#### Records for this exercise

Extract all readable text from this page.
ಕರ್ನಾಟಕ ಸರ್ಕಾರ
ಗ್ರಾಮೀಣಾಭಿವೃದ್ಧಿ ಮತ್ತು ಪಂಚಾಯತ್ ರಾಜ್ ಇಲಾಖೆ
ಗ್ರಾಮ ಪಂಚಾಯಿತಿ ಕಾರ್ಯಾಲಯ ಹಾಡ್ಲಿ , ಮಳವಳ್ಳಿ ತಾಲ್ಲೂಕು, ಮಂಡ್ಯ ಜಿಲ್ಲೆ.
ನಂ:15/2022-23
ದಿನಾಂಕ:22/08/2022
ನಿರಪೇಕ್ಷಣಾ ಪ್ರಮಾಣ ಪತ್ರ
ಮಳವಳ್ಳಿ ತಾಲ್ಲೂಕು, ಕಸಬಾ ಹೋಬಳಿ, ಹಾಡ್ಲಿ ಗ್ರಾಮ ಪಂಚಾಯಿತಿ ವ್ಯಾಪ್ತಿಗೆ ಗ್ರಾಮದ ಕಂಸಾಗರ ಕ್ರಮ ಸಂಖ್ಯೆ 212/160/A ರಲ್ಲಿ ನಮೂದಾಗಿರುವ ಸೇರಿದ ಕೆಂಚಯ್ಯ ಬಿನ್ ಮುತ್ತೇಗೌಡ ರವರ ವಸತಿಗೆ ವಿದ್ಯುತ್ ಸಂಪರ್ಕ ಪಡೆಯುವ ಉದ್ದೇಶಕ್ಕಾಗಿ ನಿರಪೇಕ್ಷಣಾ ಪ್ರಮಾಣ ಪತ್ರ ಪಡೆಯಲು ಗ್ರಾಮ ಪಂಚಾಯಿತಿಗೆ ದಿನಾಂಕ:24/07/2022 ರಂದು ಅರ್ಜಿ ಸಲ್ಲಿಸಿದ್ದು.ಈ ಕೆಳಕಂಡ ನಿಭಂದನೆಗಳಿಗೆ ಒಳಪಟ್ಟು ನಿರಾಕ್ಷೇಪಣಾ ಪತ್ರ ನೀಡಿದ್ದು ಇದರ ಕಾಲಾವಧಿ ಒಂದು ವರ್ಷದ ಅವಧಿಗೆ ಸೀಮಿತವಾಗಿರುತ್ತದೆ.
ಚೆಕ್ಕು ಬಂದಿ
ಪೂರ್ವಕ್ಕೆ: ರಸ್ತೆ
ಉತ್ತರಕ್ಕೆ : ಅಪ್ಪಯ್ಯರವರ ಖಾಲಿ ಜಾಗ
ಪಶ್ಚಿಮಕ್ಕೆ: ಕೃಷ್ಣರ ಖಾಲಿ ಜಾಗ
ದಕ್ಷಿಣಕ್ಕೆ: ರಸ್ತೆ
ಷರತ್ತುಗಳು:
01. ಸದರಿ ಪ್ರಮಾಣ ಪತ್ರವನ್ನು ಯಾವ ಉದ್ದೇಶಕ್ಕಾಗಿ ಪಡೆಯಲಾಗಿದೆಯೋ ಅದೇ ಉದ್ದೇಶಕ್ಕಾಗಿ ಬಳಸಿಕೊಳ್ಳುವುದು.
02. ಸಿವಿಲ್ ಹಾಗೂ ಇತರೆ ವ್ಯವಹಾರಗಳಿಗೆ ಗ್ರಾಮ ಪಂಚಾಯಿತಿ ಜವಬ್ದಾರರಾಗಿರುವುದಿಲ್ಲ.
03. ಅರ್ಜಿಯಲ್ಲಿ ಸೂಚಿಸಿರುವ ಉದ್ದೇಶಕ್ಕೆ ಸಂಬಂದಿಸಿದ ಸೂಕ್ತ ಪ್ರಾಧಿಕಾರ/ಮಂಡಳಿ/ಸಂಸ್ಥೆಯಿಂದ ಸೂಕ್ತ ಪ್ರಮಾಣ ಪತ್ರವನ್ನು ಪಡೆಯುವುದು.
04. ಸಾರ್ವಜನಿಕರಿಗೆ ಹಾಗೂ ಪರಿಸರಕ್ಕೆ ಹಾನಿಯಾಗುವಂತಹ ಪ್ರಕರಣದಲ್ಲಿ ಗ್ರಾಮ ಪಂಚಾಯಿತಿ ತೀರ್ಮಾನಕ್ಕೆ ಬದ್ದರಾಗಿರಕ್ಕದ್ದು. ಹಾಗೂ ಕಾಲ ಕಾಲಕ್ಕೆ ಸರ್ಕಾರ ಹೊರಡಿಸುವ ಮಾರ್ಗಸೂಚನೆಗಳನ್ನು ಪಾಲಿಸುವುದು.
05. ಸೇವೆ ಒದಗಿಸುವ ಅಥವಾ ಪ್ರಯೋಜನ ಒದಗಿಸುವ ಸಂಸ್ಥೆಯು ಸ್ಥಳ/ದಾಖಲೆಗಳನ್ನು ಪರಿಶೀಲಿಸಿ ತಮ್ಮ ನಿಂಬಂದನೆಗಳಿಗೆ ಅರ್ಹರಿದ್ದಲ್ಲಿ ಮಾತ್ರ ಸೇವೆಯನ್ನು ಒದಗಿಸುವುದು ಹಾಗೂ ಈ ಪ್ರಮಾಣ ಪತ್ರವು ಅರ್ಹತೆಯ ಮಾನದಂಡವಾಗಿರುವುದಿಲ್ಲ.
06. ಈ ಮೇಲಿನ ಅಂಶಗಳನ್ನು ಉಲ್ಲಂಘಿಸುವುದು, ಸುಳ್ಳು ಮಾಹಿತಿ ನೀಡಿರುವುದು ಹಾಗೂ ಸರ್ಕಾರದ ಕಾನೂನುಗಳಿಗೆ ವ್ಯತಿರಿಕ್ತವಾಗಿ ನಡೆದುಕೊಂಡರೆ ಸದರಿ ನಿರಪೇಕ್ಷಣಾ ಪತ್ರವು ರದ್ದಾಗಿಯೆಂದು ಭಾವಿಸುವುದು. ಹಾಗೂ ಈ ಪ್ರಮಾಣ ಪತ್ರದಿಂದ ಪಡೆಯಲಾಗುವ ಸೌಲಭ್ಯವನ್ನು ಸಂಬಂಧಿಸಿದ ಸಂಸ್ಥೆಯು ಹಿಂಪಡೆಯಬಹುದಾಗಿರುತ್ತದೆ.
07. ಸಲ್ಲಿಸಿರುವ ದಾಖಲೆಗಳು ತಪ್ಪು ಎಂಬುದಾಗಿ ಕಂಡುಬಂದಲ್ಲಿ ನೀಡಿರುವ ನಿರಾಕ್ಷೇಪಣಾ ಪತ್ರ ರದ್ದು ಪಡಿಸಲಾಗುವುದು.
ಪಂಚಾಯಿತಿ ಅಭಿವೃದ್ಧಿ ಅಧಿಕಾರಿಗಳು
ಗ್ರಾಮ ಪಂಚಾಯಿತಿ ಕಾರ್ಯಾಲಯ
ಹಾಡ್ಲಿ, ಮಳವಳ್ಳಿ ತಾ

########

What to work on: Write the complete data out, exactly as above.

Solution to the exercise:
Extract all readable text from this page.
ಕರ್ನಾಟಕ ಸರ್ಕಾರ
ಗ್ರಾಮೀಣಾಭಿವೃದ್ಧಿ ಮತ್ತು ಪಂಚಾಯತ್ ರಾಜ್ ಇಲಾಖೆ
ಗ್ರಾಮ ಪಂಚಾಯಿತಿ ಕಾರ್ಯಾಲಯ ಹಾಡ್ಲಿ , ಮಳವಳ್ಳಿ ತಾಲ್ಲೂಕು, ಮಂಡ್ಯ ಜಿಲ್ಲೆ.
ನಂ:15/2022-23
ದಿನಾಂಕ:22/08/2022
ನಿರಪೇಕ್ಷಣಾ ಪ್ರಮಾಣ ಪತ್ರ
ಮಳವಳ್ಳಿ ತಾಲ್ಲೂಕು, ಕಸಬಾ ಹೋಬಳಿ, ಹಾಡ್ಲಿ ಗ್ರಾಮ ಪಂಚಾಯಿತಿ ವ್ಯಾಪ್ತಿಗೆ ಗ್ರಾಮದ ಕಂಸಾಗರ ಕ್ರಮ ಸಂಖ್ಯೆ 212/160/A ರಲ್ಲಿ ನಮೂದಾಗಿರುವ ಸೇರಿದ ಕೆಂಚಯ್ಯ ಬಿನ್ ಮುತ್ತೇಗೌಡ ರವರ ವಸತಿಗೆ ವಿದ್ಯುತ್ ಸಂಪರ್ಕ ಪಡೆಯುವ ಉದ್ದೇಶಕ್ಕಾಗಿ ನಿರಪೇಕ್ಷಣಾ ಪ್ರಮಾಣ ಪತ್ರ ಪಡೆಯಲು ಗ್ರಾಮ ಪಂಚಾಯಿತಿಗೆ ದಿನಾಂಕ:24/07/2022 ರಂದು ಅರ್ಜಿ ಸಲ್ಲಿಸಿದ್ದು.ಈ ಕೆಳಕಂಡ ನಿಭಂದನೆಗಳಿಗೆ ಒಳಪಟ್ಟು ನಿರಾಕ್ಷೇಪಣಾ ಪತ್ರ ನೀಡಿದ್ದು ಇದರ ಕಾಲಾವಧಿ ಒಂದು ವರ್ಷದ ಅವಧಿಗೆ ಸೀಮಿತವಾಗಿರುತ್ತದೆ.
ಚೆಕ್ಕು ಬಂದಿ
ಪೂರ್ವಕ್ಕೆ: ರಸ್ತೆ
ಉತ್ತರಕ್ಕೆ : ಅಪ್ಪಯ್ಯರವರ ಖಾಲಿ ಜಾಗ
ಪಶ್ಚಿಮಕ್ಕೆ: ಕೃಷ್ಣರ ಖಾಲಿ ಜಾಗ
ದಕ್ಷಿಣಕ್ಕೆ: ರಸ್ತೆ
ಷರತ್ತುಗಳು:
01. ಸದರಿ ಪ್ರಮಾಣ ಪತ್ರವನ್ನು ಯಾವ ಉದ್ದೇಶಕ್ಕಾಗಿ ಪಡೆಯಲಾಗಿದೆಯೋ ಅದೇ ಉದ್ದೇಶಕ್ಕಾಗಿ ಬಳಸಿಕೊಳ್ಳುವುದು.
02. ಸಿವಿಲ್ ಹಾಗೂ ಇತರೆ ವ್ಯವಹಾರಗಳಿಗೆ ಗ್ರಾಮ ಪಂಚಾಯಿತಿ ಜವಬ್ದಾರರಾಗಿರುವುದಿಲ್ಲ.
03. ಅರ್ಜಿಯಲ್ಲಿ ಸೂಚಿಸಿರುವ ಉದ್ದೇಶಕ್ಕೆ ಸಂಬಂದಿಸಿದ ಸೂಕ್ತ ಪ್ರಾಧಿಕಾರ/ಮಂಡಳಿ/ಸಂಸ್ಥೆಯಿಂದ ಸೂಕ್ತ ಪ್ರಮಾಣ ಪತ್ರವನ್ನು ಪಡೆಯುವುದು.
04. ಸಾರ್ವಜನಿಕರಿಗೆ ಹಾಗೂ ಪರಿಸರಕ್ಕೆ ಹಾನಿಯಾಗುವಂತಹ ಪ್ರಕರಣದಲ್ಲಿ ಗ್ರಾಮ ಪಂಚಾಯಿತಿ ತೀರ್ಮಾನಕ್ಕೆ ಬದ್ದರಾಗಿರಕ್ಕದ್ದು. ಹಾಗೂ ಕಾಲ ಕಾಲಕ್ಕೆ ಸರ್ಕಾರ ಹೊರಡಿಸುವ ಮಾರ್ಗಸೂಚನೆಗಳನ್ನು ಪಾಲಿಸುವುದು.
05. ಸೇವೆ ಒದಗಿಸುವ ಅಥವಾ ಪ್ರಯೋಜನ ಒದಗಿಸುವ ಸಂಸ್ಥೆಯು ಸ್ಥಳ/ದಾಖಲೆಗಳನ್ನು ಪರಿಶೀಲಿಸಿ ತಮ್ಮ ನಿಂಬಂದನೆಗಳಿಗೆ ಅರ್ಹರಿದ್ದಲ್ಲಿ ಮಾತ್ರ ಸೇವೆಯನ್ನು ಒದಗಿಸುವುದು ಹಾಗೂ ಈ ಪ್ರಮಾಣ ಪತ್ರವು ಅರ್ಹತೆಯ ಮಾನದಂಡವಾಗಿರುವುದಿಲ್ಲ.
06. ಈ ಮೇಲಿನ ಅಂಶಗಳನ್ನು ಉಲ್ಲಂಘಿಸುವುದು, ಸುಳ್ಳು ಮಾಹಿತಿ ನೀಡಿರುವುದು ಹಾಗೂ ಸರ್ಕಾರದ ಕಾನೂನುಗಳಿಗೆ ವ್ಯತಿರಿಕ್ತವಾಗಿ ನಡೆದುಕೊಂಡರೆ ಸದರಿ ನಿರಪೇಕ್ಷಣಾ ಪತ್ರವು ರದ್ದಾಗಿಯೆಂದು ಭಾವಿಸುವುದು. ಹಾಗೂ ಈ ಪ್ರಮಾಣ ಪತ್ರದಿಂದ ಪಡೆಯಲಾಗುವ ಸೌಲಭ್ಯವನ್ನು ಸಂಬಂಧಿಸಿದ ಸಂಸ್ಥೆಯು ಹಿಂಪಡೆಯಬಹುದಾಗಿರುತ್ತದೆ.
07. ಸಲ್ಲಿಸಿರುವ ದಾಖಲೆಗಳು ತಪ್ಪು ಎಂಬುದಾಗಿ ಕಂಡುಬಂದಲ್ಲಿ ನೀಡಿರುವ ನಿರಾಕ್ಷೇಪಣಾ ಪತ್ರ ರದ್ದು ಪಡಿಸಲಾಗುವುದು.
ಪಂಚಾಯಿತಿ ಅಭಿವೃದ್ಧಿ ಅಧಿಕಾರಿಗಳು
ಗ್ರಾಮ ಪಂಚಾಯಿತಿ ಕಾರ್ಯಾಲಯ
ಹಾಡ್ಲಿ, ಮಳವಳ್ಳಿ ತಾ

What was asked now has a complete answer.